● DO THIS: Print, exactly and completely, every entry in the data.

**** INFORMATION SUPPLIED

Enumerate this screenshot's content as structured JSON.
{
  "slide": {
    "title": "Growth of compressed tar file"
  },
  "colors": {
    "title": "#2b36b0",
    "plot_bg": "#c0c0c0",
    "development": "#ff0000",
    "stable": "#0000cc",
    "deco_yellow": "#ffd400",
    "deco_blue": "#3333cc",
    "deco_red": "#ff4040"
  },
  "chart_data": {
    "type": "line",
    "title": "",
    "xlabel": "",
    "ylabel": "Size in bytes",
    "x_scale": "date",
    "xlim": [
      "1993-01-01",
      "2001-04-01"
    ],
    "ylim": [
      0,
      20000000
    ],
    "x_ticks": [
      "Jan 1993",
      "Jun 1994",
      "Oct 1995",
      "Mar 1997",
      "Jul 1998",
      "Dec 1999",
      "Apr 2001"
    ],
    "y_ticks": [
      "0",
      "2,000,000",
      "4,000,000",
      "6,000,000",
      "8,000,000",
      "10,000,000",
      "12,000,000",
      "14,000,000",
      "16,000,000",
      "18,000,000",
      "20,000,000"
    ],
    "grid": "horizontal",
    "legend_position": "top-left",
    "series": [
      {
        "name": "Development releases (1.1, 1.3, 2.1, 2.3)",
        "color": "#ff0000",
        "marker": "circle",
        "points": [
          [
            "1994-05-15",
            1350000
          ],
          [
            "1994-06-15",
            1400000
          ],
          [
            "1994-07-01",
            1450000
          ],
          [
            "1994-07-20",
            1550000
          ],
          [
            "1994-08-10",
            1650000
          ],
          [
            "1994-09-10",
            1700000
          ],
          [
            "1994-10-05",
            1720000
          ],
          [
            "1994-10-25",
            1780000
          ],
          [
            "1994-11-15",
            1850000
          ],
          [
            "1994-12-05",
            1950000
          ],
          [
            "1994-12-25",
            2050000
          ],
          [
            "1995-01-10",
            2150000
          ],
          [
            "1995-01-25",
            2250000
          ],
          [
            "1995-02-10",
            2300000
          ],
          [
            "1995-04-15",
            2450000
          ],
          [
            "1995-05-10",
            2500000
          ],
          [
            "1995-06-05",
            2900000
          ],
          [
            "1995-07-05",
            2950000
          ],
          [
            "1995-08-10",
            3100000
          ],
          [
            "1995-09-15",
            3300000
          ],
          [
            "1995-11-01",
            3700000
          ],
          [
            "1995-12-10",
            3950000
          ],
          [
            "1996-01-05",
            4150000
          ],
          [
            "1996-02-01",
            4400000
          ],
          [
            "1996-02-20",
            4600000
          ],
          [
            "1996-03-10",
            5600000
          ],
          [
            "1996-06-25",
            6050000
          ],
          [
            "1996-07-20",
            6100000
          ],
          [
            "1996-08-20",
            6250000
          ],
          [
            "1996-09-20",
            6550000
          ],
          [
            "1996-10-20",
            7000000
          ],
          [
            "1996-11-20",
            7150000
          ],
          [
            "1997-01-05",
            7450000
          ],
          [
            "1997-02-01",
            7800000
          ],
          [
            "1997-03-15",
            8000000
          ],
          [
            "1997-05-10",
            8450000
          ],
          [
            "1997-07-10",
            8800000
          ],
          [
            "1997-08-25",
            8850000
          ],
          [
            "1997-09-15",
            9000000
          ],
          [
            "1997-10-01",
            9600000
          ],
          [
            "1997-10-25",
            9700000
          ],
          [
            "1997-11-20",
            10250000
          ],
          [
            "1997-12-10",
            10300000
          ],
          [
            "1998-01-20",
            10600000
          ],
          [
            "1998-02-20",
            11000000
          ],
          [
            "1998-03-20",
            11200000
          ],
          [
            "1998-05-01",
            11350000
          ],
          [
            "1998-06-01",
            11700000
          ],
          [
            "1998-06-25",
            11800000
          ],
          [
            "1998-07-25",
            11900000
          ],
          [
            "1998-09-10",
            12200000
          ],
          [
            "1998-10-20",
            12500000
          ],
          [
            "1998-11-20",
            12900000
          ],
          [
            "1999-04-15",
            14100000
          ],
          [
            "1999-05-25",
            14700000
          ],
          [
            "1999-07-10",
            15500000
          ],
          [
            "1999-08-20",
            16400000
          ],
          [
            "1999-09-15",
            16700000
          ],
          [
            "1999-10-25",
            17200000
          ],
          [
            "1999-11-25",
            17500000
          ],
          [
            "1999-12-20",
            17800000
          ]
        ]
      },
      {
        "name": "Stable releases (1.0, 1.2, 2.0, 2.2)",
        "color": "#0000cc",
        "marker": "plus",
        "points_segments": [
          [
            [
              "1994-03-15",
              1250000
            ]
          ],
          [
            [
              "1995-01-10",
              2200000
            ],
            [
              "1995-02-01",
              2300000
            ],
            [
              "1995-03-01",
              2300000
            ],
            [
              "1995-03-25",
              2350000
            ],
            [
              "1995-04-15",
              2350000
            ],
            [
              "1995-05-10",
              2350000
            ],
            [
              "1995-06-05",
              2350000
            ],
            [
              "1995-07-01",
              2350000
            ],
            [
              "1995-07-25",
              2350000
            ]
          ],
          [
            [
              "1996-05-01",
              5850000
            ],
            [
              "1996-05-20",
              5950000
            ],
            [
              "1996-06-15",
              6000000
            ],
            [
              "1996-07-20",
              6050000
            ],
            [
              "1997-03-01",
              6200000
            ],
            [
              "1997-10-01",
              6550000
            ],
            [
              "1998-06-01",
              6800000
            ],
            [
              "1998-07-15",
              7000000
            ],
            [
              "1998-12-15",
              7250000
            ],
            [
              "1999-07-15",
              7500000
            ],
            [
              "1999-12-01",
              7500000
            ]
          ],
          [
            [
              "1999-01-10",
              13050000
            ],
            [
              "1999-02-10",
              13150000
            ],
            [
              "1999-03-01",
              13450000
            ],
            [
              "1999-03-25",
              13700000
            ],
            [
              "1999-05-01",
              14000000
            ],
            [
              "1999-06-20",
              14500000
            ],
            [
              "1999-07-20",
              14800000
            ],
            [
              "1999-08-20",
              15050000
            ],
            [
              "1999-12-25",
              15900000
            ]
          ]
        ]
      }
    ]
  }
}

********

● EXPECTED ANSWER:
Enumerate this screenshot's content as structured JSON.
{
  "slide": {
    "title": "Growth of compressed tar file"
  },
  "colors": {
    "title": "#2b36b0",
    "plot_bg": "#c0c0c0",
    "development": "#ff0000",
    "stable": "#0000cc",
    "deco_yellow": "#ffd400",
    "deco_blue": "#3333cc",
    "deco_red": "#ff4040"
  },
  "chart_data": {
    "type": "line",
    "title": "",
    "xlabel": "",
    "ylabel": "Size in bytes",
    "x_scale": "date",
    "xlim": [
      "1993-01-01",
      "2001-04-01"
    ],
    "ylim": [
      0,
      20000000
    ],
    "x_ticks": [
      "Jan 1993",
      "Jun 1994",
      "Oct 1995",
      "Mar 1997",
      "Jul 1998",
      "Dec 1999",
      "Apr 2001"
    ],
    "y_ticks": [
      "0",
      "2,000,000",
      "4,000,000",
      "6,000,000",
      "8,000,000",
      "10,000,000",
      "12,000,000",
      "14,000,000",
      "16,000,000",
      "18,000,000",
      "20,000,000"
    ],
    "grid": "horizontal",
    "legend_position": "top-left",
    "series": [
      {
        "name": "Development releases (1.1, 1.3, 2.1, 2.3)",
        "color": "#ff0000",
        "marker": "circle",
        "points": [
          [
            "1994-05-15",
            1350000
          ],
          [
            "1994-06-15",
            1400000
          ],
          [
            "1994-07-01",
            1450000
          ],
          [
            "1994-07-20",
            1550000
          ],
          [
            "1994-08-10",
            1650000
          ],
          [
            "1994-09-10",
            1700000
          ],
          [
            "1994-10-05",
            1720000
          ],
          [
            "1994-10-25",
            1780000
          ],
          [
            "1994-11-15",
            1850000
          ],
          [
            "1994-12-05",
            1950000
          ],
          [
            "1994-12-25",
            2050000
          ],
          [
            "1995-01-10",
            2150000
          ],
          [
            "1995-01-25",
            2250000
          ],
          [
            "1995-02-10",
            2300000
          ],
          [
            "1995-04-15",
            2450000
          ],
          [
            "1995-05-10",
            2500000
          ],
          [
            "1995-06-05",
            2900000
          ],
          [
            "1995-07-05",
            2950000
          ],
          [
            "1995-08-10",
            3100000
          ],
          [
            "1995-09-15",
            3300000
          ],
          [
            "1995-11-01",
            3700000
          ],
          [
            "1995-12-10",
            3950000
          ],
          [
            "1996-01-05",
            4150000
          ],
          [
            "1996-02-01",
            4400000
          ],
          [
            "1996-02-20",
            4600000
          ],
          [
            "1996-03-10",
            5600000
          ],
          [
            "1996-06-25",
            6050000
          ],
          [
            "1996-07-20",
            6100000
          ],
          [
            "1996-08-20",
            6250000
          ],
          [
            "1996-09-20",
            6550000
          ],
          [
            "1996-10-20",
            7000000
          ],
          [
            "1996-11-20",
            7150000
          ],
          [
            "1997-01-05",
            7450000
          ],
          [
            "1997-02-01",
            7800000
          ],
          [
            "1997-03-15",
            8000000
          ],
          [
            "1997-05-10",
            8450000
          ],
          [
            "1997-07-10",
            8800000
          ],
          [
            "1997-08-25",
            8850000
          ],
          [
            "1997-09-15",
            9000000
          ],
          [
            "1997-10-01",
            9600000
          ],
          [
            "1997-10-25",
            9700000
          ],
          [
            "1997-11-20",
            10250000
          ],
          [
            "1997-12-10",
            10300000
          ],
          [
            "1998-01-20",
            10600000
          ],
          [
            "1998-02-20",
            11000000
          ],
          [
            "1998-03-20",
            11200000
          ],
          [
            "1998-05-01",
            11350000
          ],
          [
            "1998-06-01",
            11700000
          ],
          [
            "1998-06-25",
            11800000
          ],
          [
            "1998-07-25",
            11900000
          ],
          [
            "1998-09-10",
            12200000
          ],
          [
            "1998-10-20",
            12500000
          ],
          [
            "1998-11-20",
            12900000
          ],
          [
            "1999-04-15",
            14100000
          ],
          [
            "1999-05-25",
            14700000
          ],
          [
            "1999-07-10",
            15500000
          ],
          [
            "1999-08-20",
            16400000
          ],
          [
            "1999-09-15",
            16700000
          ],
          [
            "1999-10-25",
            17200000
          ],
          [
            "1999-11-25",
            17500000
          ],
          [
            "1999-12-20",
            17800000
          ]
        ]
      },
      {
        "name": "Stable releases (1.0, 1.2, 2.0, 2.2)",
        "color": "#0000cc",
        "marker": "plus",
        "points_segments": [
          [
            [
              "1994-03-15",
              1250000
            ]
          ],
          [
            [
              "1995-01-10",
              2200000
            ],
            [
              "1995-02-01",
              2300000
            ],
            [
              "1995-03-01",
              2300000
            ],
            [
              "1995-03-25",
              2350000
            ],
            [
              "1995-04-15",
              2350000
            ],
            [
              "1995-05-10",
              2350000
            ],
            [
              "1995-06-05",
              2350000
            ],
            [
              "1995-07-01",
              2350000
            ],
            [
              "1995-07-25",
              2350000
            ]
          ],
          [
            [
              "1996-05-01",
              5850000
            ],
            [
              "1996-05-20",
              5950000
            ],
            [
              "1996-06-15",
              6000000
            ],
            [
              "1996-07-20",
              6050000
            ],
            [
              "1997-03-01",
              6200000
            ],
            [
              "1997-10-01",
              6550000
            ],
            [
              "1998-06-01",
              6800000
            ],
            [
              "1998-07-15",
              7000000
            ],
            [
              "1998-12-15",
              7250000
            ],
            [
              "1999-07-15",
              7500000
            ],
            [
              "1999-12-01",
              7500000
            ]
          ],
          [
            [
              "1999-01-10",
              13050000
            ],
            [
              "1999-02-10",
              13150000
            ],
            [
              "1999-03-01",
              13450000
            ],
            [
              "1999-03-25",
              13700000
            ],
            [
              "1999-05-01",
              14000000
            ],
            [
              "1999-06-20",
              14500000
            ],
            [
              "1999-07-20",
              14800000
            ],
            [
              "1999-08-20",
              15050000
            ],
            [
              "1999-12-25",
              15900000
            ]
          ]
        ]
      }
    ]
  }
}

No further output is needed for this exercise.